In this post I'll will not cover usage of client certificates to perform client authentication for the simplicity's sake. Client will only authenticate server.
The steps required by the client:

• Open TCP connection to the remote server


• Wrap obtained NetworkStream with SslStream instance


• Call SslStream::AuthenticateAsClient


• Begin do the I/O

Source code below demonstrates basic TCP client that transfers data in a secure way.

TcpClient client = new TcpClient();
client.Connect(endPoint);
SslStream sslStream = new SslStream(client.GetStream(), false);
sslStream.AuthenticateAsClient("vadmyst-enc");

byte[] plaintext = new byte[5*1024 + 35];
byte[] validation = new byte[plaintext.Length];
            
RNGCryptoServiceProvider rng = new RNGCryptoServiceProvider();
rng.GetNonZeroBytes(plaintext);

sslStream.Write(plaintext);
sslStream.Flush();

int read = 0;
int totalRead = 0;
while( (read = sslStream.Read(validation, totalRead, 
                              validation.Length - totalRead)) > 0)
{
    totalRead += read;
    if (totalRead == plaintext.Length)
        break; //we've received all sent data
}
//check received data
for(int i=0; i < plaintext.Length; i++)
{
    if ( validation[i] != plaintext[i] )
        throw new InvalidDataException("Data is not the same");
}
sslStream.Close();

SslStream appeared in .NET framework on version 2.0. As you can see doing secure communications with it is very easy. However, there are number of situations that require additional coding: client authentication using client certificates, using other algorithms when doing secure I/O. I will cover these advanced topics on the next posts. Stay tuned!

Hashing in .NET (cryptography related battle tactics)

Those who think I'm going to talk about stuff related to hashish or hash brown are totally not right. (By the way I do like hash brown as well as this great Japanese liquor ;) )

I will be talking about hashing that is related to cryptography and security. Hashing can be described as a process of getting small digital "fingerprint" from any kind of data. Those interested in general information can get it here.

[Collected data]
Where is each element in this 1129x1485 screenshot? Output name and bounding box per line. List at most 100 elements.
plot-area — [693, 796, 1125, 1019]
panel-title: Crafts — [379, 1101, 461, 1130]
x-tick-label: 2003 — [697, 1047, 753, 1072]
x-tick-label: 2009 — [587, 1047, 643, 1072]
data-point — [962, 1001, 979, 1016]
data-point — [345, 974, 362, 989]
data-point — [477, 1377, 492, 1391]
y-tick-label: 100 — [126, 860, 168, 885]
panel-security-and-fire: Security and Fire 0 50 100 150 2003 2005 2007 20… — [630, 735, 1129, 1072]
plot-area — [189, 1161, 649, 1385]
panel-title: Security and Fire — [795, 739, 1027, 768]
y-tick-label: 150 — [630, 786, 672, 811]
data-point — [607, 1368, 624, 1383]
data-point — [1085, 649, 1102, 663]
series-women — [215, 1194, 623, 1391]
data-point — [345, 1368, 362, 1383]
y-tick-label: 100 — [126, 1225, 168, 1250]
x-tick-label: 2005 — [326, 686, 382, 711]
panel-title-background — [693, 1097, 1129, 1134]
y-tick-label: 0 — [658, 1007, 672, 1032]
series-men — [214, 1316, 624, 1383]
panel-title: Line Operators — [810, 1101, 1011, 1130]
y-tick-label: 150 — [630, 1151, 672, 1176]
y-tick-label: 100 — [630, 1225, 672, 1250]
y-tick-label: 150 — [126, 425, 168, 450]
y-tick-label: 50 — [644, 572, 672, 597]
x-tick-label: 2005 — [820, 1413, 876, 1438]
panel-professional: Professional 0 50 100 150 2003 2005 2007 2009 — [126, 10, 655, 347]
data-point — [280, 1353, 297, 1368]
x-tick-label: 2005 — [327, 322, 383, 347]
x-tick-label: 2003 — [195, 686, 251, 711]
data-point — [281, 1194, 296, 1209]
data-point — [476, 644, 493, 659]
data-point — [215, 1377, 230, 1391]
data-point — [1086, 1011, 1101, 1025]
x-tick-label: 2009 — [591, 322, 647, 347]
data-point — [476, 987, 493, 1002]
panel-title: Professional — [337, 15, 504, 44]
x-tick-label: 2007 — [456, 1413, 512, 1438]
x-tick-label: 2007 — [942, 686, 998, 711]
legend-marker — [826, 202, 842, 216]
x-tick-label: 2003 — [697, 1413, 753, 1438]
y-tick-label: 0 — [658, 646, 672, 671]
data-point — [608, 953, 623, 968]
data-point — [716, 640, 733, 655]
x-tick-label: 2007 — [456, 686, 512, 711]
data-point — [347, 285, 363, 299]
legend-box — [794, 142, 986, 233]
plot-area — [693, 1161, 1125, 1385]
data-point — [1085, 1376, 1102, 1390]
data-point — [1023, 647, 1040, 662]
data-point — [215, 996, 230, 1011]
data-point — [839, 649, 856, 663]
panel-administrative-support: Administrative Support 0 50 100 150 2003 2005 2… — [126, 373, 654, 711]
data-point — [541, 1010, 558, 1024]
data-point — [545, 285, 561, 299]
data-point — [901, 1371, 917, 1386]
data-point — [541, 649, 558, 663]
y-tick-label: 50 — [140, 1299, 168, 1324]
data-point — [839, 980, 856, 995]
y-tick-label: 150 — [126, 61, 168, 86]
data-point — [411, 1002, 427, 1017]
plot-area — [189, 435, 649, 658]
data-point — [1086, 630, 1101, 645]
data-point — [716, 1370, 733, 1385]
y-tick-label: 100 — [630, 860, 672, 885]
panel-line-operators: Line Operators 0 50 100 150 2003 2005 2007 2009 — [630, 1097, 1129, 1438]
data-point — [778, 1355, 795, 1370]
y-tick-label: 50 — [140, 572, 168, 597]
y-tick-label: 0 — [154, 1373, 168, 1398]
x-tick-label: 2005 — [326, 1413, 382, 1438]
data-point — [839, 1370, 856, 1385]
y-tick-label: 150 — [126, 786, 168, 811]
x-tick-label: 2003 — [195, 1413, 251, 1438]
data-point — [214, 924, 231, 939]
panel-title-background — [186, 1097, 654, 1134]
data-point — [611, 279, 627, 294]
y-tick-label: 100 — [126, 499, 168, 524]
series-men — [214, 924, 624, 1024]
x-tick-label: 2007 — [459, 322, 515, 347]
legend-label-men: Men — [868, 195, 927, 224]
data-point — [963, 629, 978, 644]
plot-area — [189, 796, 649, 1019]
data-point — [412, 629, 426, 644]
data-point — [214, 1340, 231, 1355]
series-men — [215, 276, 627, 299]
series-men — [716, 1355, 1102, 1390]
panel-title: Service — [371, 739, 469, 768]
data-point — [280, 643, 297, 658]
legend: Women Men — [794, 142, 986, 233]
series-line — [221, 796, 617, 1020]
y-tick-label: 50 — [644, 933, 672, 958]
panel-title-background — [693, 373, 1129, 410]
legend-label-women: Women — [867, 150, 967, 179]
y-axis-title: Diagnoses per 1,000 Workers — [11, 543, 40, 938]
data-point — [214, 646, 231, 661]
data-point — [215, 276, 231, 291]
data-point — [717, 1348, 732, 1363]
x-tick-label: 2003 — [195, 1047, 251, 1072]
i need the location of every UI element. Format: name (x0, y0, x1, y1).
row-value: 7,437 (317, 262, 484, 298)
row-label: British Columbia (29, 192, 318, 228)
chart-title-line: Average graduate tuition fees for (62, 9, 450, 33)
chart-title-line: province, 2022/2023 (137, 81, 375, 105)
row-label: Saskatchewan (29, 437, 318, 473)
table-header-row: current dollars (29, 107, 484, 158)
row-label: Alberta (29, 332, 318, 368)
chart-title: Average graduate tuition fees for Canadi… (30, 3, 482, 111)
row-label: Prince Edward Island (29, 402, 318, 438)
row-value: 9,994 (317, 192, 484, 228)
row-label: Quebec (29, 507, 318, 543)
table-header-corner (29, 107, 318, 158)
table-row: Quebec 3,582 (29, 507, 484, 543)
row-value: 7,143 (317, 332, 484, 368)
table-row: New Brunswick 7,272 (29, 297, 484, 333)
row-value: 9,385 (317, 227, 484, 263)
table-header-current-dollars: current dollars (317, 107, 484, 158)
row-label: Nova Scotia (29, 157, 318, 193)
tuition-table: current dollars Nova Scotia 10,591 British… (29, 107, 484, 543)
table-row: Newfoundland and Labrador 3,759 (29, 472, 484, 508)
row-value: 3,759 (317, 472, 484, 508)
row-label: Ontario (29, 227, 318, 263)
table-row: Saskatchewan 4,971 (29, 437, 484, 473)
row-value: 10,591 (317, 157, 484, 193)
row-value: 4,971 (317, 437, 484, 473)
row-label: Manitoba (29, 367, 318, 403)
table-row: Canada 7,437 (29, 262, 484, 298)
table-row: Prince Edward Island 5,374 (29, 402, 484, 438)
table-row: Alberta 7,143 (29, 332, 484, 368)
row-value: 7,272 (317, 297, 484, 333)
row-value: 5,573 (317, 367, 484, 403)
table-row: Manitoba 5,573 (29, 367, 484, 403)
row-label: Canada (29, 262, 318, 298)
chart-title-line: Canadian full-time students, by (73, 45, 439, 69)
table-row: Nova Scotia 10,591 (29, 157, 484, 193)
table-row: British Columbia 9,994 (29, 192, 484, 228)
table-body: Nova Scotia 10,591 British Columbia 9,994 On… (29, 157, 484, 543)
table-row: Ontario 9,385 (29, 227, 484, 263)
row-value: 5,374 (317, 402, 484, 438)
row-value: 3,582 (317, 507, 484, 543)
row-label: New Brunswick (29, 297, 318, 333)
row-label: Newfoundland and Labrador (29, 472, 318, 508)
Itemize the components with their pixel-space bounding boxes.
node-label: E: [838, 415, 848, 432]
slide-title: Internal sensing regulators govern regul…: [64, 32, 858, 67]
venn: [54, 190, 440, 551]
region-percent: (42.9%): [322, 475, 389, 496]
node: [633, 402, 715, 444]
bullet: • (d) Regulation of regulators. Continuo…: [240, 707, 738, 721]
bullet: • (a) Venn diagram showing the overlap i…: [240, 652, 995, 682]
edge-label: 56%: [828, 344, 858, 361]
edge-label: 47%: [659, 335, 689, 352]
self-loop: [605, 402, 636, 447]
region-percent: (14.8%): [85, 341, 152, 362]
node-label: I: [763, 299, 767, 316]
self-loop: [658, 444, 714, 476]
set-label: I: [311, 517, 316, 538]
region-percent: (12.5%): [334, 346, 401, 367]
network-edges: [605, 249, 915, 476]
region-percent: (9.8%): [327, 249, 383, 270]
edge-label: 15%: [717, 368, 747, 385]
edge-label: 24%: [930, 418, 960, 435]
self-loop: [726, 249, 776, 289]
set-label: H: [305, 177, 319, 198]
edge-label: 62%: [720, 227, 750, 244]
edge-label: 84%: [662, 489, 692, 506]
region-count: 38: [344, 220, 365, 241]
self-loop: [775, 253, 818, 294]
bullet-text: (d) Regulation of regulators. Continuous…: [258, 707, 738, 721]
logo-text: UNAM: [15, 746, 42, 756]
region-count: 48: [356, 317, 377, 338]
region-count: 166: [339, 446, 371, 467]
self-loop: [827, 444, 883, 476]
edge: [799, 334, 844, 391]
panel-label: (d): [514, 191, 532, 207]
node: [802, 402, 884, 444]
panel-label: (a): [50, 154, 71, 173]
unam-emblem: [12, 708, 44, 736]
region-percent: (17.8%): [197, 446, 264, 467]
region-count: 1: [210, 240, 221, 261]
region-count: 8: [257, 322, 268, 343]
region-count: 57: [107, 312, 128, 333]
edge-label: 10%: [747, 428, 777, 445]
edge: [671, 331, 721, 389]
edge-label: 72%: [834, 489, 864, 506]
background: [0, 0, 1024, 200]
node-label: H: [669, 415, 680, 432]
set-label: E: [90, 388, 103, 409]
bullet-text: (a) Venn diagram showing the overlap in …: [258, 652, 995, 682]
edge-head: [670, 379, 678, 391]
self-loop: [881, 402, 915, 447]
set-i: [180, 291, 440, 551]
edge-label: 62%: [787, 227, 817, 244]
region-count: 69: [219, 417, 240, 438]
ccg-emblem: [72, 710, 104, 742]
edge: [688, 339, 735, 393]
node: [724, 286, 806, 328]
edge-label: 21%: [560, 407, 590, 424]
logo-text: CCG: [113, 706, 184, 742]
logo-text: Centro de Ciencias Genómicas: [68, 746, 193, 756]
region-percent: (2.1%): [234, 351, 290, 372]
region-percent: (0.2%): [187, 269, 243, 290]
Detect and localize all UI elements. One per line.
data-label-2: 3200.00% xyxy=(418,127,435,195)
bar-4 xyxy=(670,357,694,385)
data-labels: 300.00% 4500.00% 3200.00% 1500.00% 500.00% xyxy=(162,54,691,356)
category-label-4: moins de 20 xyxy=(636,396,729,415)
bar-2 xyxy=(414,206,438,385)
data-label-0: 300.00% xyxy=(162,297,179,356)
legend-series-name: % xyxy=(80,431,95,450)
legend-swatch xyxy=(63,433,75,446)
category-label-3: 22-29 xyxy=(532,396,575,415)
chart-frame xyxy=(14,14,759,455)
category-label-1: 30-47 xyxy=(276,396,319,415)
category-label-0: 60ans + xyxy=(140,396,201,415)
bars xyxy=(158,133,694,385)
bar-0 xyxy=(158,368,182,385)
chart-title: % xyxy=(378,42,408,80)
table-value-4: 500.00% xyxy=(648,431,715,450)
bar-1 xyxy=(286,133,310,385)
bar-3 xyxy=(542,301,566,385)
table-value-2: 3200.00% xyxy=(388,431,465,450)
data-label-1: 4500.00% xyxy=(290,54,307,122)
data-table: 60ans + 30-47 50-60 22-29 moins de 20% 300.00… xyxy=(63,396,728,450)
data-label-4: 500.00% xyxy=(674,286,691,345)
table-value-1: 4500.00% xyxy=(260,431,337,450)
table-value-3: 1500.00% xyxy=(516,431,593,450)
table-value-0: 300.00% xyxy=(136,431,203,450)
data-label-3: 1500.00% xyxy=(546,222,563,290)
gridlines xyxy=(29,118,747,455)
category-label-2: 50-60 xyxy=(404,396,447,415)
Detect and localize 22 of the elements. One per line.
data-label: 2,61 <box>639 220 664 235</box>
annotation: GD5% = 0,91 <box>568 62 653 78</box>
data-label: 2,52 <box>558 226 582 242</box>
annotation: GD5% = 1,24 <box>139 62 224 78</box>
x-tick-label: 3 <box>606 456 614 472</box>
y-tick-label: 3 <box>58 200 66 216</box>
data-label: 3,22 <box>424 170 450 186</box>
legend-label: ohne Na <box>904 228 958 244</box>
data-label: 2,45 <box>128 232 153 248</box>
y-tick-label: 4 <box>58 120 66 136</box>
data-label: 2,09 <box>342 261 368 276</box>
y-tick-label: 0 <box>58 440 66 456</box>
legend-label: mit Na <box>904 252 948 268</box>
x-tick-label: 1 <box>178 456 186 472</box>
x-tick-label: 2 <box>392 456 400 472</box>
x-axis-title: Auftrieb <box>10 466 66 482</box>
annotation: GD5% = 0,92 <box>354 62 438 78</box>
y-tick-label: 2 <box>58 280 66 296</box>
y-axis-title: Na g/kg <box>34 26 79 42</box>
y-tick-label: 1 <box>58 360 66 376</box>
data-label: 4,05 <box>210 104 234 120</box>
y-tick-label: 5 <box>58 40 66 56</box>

## TASKS FOR THIS EXERCISE:
1 - List the steps the SslStream post says the client must take, in order.
2 - Please put the lines of the entries, from the first line through the line with "x-tick-label: 2003 — [697, 1047, 753, 1072]", into a numbered list.

## ANSWERS TO THE PROBLEMS:
1 -
1. Open TCP connection to the remote server
2. Wrap obtained NetworkStream with SslStream instance
3. Call SslStream::AuthenticateAsClient
4. Begin do the I/O

2 -
1. Where is each element in this 1129x1485 screenshot? Output name and bounding box per line. List at most 100 elements.
2. plot-area — [693, 796, 1125, 1019]
3. panel-title: Crafts — [379, 1101, 461, 1130]
4. x-tick-label: 2003 — [697, 1047, 753, 1072]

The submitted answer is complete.